Task to carry out ▸ Copy out all of the entries below line by line, without changing anything.

(Spatial annotation records)
⟨

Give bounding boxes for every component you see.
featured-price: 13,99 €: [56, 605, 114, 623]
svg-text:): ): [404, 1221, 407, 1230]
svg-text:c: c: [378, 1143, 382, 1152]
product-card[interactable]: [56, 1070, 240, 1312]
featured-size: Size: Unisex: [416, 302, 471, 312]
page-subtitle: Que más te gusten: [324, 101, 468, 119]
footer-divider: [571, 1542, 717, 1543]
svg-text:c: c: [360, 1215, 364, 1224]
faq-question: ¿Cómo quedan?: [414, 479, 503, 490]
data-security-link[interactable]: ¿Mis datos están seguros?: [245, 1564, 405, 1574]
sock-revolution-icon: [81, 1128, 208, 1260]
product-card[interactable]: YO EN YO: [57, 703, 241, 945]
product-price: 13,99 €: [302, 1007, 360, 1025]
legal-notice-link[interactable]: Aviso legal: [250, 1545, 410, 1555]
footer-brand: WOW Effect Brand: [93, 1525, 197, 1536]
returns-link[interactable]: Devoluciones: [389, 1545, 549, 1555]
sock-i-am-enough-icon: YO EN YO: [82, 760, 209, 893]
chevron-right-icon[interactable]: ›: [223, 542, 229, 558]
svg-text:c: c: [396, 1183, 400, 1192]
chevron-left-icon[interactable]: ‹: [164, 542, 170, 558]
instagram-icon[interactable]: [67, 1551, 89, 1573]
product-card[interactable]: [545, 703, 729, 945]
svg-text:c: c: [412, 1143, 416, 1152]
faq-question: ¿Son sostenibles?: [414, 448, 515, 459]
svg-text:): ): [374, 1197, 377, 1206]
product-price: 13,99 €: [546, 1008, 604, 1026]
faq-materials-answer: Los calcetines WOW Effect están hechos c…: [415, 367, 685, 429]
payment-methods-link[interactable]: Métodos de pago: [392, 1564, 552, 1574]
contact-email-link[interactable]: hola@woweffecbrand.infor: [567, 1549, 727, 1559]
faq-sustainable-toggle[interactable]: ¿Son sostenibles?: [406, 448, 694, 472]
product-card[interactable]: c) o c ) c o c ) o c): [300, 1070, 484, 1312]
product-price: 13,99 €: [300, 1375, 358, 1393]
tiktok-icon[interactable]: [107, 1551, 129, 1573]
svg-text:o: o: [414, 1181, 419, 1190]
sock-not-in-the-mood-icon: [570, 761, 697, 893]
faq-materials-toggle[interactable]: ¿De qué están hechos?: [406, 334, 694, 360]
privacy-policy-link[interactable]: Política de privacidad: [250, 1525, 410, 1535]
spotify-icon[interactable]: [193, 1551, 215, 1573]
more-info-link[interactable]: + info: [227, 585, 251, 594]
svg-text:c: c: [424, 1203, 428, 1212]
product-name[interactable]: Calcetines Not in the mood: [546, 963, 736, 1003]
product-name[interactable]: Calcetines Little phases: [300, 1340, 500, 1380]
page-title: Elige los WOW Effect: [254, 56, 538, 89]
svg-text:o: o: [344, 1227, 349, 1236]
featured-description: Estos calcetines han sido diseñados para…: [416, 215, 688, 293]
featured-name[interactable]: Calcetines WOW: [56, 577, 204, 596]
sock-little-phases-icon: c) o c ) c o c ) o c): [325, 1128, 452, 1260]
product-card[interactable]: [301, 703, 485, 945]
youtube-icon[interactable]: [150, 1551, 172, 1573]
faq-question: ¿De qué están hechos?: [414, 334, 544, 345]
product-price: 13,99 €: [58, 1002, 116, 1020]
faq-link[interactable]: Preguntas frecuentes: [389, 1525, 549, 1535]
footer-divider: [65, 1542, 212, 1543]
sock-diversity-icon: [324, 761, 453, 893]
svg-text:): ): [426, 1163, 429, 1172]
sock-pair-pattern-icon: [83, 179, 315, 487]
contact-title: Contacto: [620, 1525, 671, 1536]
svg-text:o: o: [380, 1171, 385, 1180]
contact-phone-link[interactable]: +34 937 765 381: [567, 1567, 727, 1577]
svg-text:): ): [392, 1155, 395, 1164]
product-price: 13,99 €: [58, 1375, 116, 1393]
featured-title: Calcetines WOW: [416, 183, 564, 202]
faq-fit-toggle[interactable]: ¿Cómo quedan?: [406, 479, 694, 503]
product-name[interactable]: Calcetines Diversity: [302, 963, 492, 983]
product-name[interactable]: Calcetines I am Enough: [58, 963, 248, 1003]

⟩

Correct answer ▸
Give bounding boxes for every component you see.
featured-price: 13,99 €: [56, 605, 114, 623]
svg-text:): ): [404, 1221, 407, 1230]
svg-text:c: c: [378, 1143, 382, 1152]
product-card[interactable]: [56, 1070, 240, 1312]
featured-size: Size: Unisex: [416, 302, 471, 312]
page-subtitle: Que más te gusten: [324, 101, 468, 119]
footer-divider: [571, 1542, 717, 1543]
svg-text:c: c: [360, 1215, 364, 1224]
faq-question: ¿Cómo quedan?: [414, 479, 503, 490]
data-security-link[interactable]: ¿Mis datos están seguros?: [245, 1564, 405, 1574]
sock-revolution-icon: [81, 1128, 208, 1260]
product-card[interactable]: YO EN YO: [57, 703, 241, 945]
product-price: 13,99 €: [302, 1007, 360, 1025]
legal-notice-link[interactable]: Aviso legal: [250, 1545, 410, 1555]
footer-brand: WOW Effect Brand: [93, 1525, 197, 1536]
returns-link[interactable]: Devoluciones: [389, 1545, 549, 1555]
sock-i-am-enough-icon: YO EN YO: [82, 760, 209, 893]
chevron-right-icon[interactable]: ›: [223, 542, 229, 558]
svg-text:c: c: [396, 1183, 400, 1192]
chevron-left-icon[interactable]: ‹: [164, 542, 170, 558]
instagram-icon[interactable]: [67, 1551, 89, 1573]
product-card[interactable]: [545, 703, 729, 945]
svg-text:c: c: [412, 1143, 416, 1152]
faq-question: ¿Son sostenibles?: [414, 448, 515, 459]
svg-text:): ): [374, 1197, 377, 1206]
product-price: 13,99 €: [546, 1008, 604, 1026]
faq-materials-answer: Los calcetines WOW Effect están hechos c…: [415, 367, 685, 429]
payment-methods-link[interactable]: Métodos de pago: [392, 1564, 552, 1574]
contact-email-link[interactable]: hola@woweffecbrand.infor: [567, 1549, 727, 1559]
faq-sustainable-toggle[interactable]: ¿Son sostenibles?: [406, 448, 694, 472]
product-card[interactable]: c) o c ) c o c ) o c): [300, 1070, 484, 1312]
product-price: 13,99 €: [300, 1375, 358, 1393]
tiktok-icon[interactable]: [107, 1551, 129, 1573]
svg-text:o: o: [414, 1181, 419, 1190]
sock-not-in-the-mood-icon: [570, 761, 697, 893]
faq-materials-toggle[interactable]: ¿De qué están hechos?: [406, 334, 694, 360]
privacy-policy-link[interactable]: Política de privacidad: [250, 1525, 410, 1535]
spotify-icon[interactable]: [193, 1551, 215, 1573]
more-info-link[interactable]: + info: [227, 585, 251, 594]
svg-text:c: c: [424, 1203, 428, 1212]
product-name[interactable]: Calcetines Not in the mood: [546, 963, 736, 1003]
product-name[interactable]: Calcetines Little phases: [300, 1340, 500, 1380]
page-title: Elige los WOW Effect: [254, 56, 538, 89]
svg-text:o: o: [344, 1227, 349, 1236]
featured-description: Estos calcetines han sido diseñados para…: [416, 215, 688, 293]
featured-name[interactable]: Calcetines WOW: [56, 577, 204, 596]
sock-little-phases-icon: c) o c ) c o c ) o c): [325, 1128, 452, 1260]
product-card[interactable]: [301, 703, 485, 945]
youtube-icon[interactable]: [150, 1551, 172, 1573]
faq-question: ¿De qué están hechos?: [414, 334, 544, 345]
product-price: 13,99 €: [58, 1002, 116, 1020]
faq-link[interactable]: Preguntas frecuentes: [389, 1525, 549, 1535]
footer-divider: [65, 1542, 212, 1543]
sock-diversity-icon: [324, 761, 453, 893]
svg-text:): ): [426, 1163, 429, 1172]
sock-pair-pattern-icon: [83, 179, 315, 487]
contact-title: Contacto: [620, 1525, 671, 1536]
svg-text:o: o: [380, 1171, 385, 1180]
contact-phone-link[interactable]: +34 937 765 381: [567, 1567, 727, 1577]
svg-text:): ): [392, 1155, 395, 1164]
product-price: 13,99 €: [58, 1375, 116, 1393]
featured-title: Calcetines WOW: [416, 183, 564, 202]
faq-fit-toggle[interactable]: ¿Cómo quedan?: [406, 479, 694, 503]
product-name[interactable]: Calcetines Diversity: [302, 963, 492, 983]
product-name[interactable]: Calcetines I am Enough: [58, 963, 248, 1003]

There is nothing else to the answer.